[Begin]
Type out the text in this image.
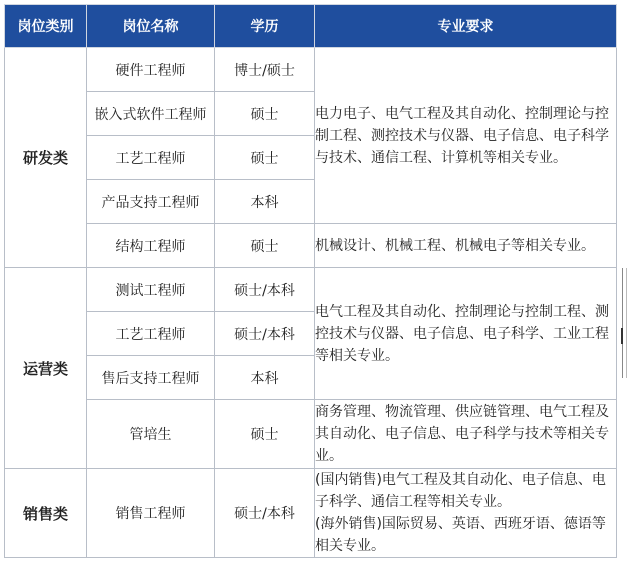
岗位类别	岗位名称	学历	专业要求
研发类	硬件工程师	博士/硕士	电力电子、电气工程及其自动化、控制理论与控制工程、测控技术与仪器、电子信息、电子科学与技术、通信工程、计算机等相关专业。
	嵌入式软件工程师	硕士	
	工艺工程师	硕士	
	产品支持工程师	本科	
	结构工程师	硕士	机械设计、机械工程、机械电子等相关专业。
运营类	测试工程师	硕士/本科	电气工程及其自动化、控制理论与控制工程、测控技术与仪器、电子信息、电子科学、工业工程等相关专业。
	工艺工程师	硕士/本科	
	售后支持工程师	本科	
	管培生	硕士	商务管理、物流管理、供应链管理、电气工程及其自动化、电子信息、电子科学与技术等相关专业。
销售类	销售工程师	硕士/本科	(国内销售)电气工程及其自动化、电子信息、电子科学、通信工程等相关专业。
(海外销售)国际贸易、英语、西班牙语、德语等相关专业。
[End]
[Begin]
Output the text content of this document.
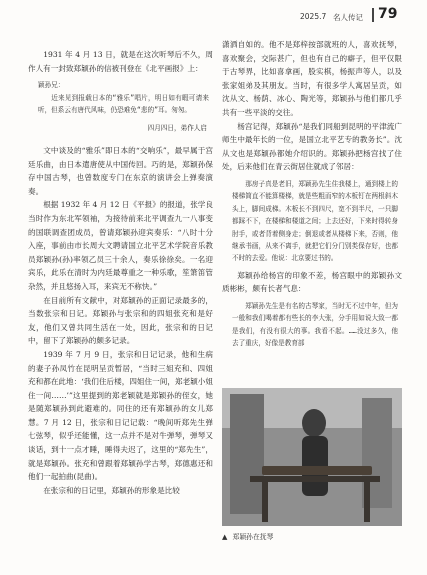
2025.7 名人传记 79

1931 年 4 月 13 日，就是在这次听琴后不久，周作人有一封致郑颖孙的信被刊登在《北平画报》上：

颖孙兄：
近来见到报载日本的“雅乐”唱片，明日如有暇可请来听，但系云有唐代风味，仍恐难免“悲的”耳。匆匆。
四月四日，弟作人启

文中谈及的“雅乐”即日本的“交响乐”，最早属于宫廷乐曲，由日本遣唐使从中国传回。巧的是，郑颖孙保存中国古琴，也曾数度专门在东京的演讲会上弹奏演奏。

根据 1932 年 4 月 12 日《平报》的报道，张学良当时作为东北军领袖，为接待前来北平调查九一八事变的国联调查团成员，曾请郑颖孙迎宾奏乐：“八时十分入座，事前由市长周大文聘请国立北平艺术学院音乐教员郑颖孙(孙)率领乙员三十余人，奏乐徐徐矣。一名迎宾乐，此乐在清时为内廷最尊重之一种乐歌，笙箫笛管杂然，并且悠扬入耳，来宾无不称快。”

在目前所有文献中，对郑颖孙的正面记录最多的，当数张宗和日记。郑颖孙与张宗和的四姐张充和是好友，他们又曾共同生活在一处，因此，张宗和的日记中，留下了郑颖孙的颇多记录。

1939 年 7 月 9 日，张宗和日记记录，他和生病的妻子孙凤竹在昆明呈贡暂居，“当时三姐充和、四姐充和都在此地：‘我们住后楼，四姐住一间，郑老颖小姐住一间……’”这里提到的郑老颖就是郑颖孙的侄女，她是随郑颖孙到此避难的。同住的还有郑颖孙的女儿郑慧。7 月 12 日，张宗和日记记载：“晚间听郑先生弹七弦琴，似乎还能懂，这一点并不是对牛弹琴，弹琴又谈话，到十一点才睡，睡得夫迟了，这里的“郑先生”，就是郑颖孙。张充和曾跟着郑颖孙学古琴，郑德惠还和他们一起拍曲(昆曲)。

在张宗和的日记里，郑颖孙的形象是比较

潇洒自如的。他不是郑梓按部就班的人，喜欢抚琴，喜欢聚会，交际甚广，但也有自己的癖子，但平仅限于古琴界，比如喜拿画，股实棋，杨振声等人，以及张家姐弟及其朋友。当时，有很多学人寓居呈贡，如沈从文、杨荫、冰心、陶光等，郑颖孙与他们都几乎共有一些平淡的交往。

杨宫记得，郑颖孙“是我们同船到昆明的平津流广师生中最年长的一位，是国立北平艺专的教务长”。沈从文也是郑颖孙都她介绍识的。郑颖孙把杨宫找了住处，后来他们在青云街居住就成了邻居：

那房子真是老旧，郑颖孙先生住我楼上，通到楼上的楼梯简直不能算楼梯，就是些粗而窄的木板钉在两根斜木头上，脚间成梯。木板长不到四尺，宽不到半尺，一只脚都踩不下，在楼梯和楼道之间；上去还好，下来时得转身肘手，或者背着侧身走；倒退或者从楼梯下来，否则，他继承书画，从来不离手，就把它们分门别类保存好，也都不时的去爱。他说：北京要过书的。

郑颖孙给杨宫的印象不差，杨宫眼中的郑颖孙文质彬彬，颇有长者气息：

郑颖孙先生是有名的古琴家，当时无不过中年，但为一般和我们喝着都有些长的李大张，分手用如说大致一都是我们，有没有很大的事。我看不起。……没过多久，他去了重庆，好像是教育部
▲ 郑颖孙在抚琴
[End]
[Begin]
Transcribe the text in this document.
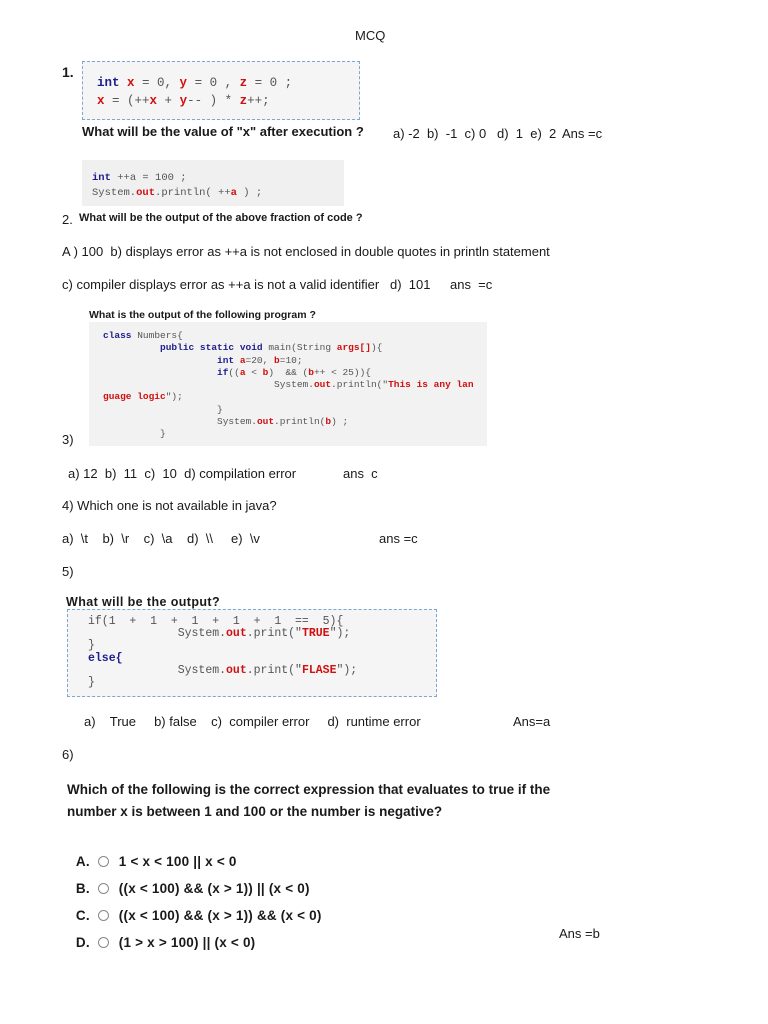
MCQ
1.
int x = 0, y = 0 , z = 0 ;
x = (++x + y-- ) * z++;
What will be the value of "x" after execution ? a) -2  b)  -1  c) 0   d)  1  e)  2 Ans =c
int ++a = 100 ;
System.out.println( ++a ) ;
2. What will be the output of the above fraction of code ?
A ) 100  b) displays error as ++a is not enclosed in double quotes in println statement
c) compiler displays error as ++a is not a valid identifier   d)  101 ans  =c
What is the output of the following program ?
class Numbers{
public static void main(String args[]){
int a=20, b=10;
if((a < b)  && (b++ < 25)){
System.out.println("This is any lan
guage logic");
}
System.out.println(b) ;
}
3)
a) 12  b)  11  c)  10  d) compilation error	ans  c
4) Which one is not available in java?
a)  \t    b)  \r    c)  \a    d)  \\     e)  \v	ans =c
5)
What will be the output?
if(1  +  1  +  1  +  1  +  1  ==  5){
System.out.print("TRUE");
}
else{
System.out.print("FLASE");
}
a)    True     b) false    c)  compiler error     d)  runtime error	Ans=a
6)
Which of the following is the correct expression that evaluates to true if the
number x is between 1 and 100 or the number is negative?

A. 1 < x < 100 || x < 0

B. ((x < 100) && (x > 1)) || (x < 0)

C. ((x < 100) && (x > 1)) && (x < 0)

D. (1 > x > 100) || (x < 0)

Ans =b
[End]
▸ PROBLEM: Report how many lines in the data include the word "document", and give nothing but the count.

▸ FULL SOLUTION: 2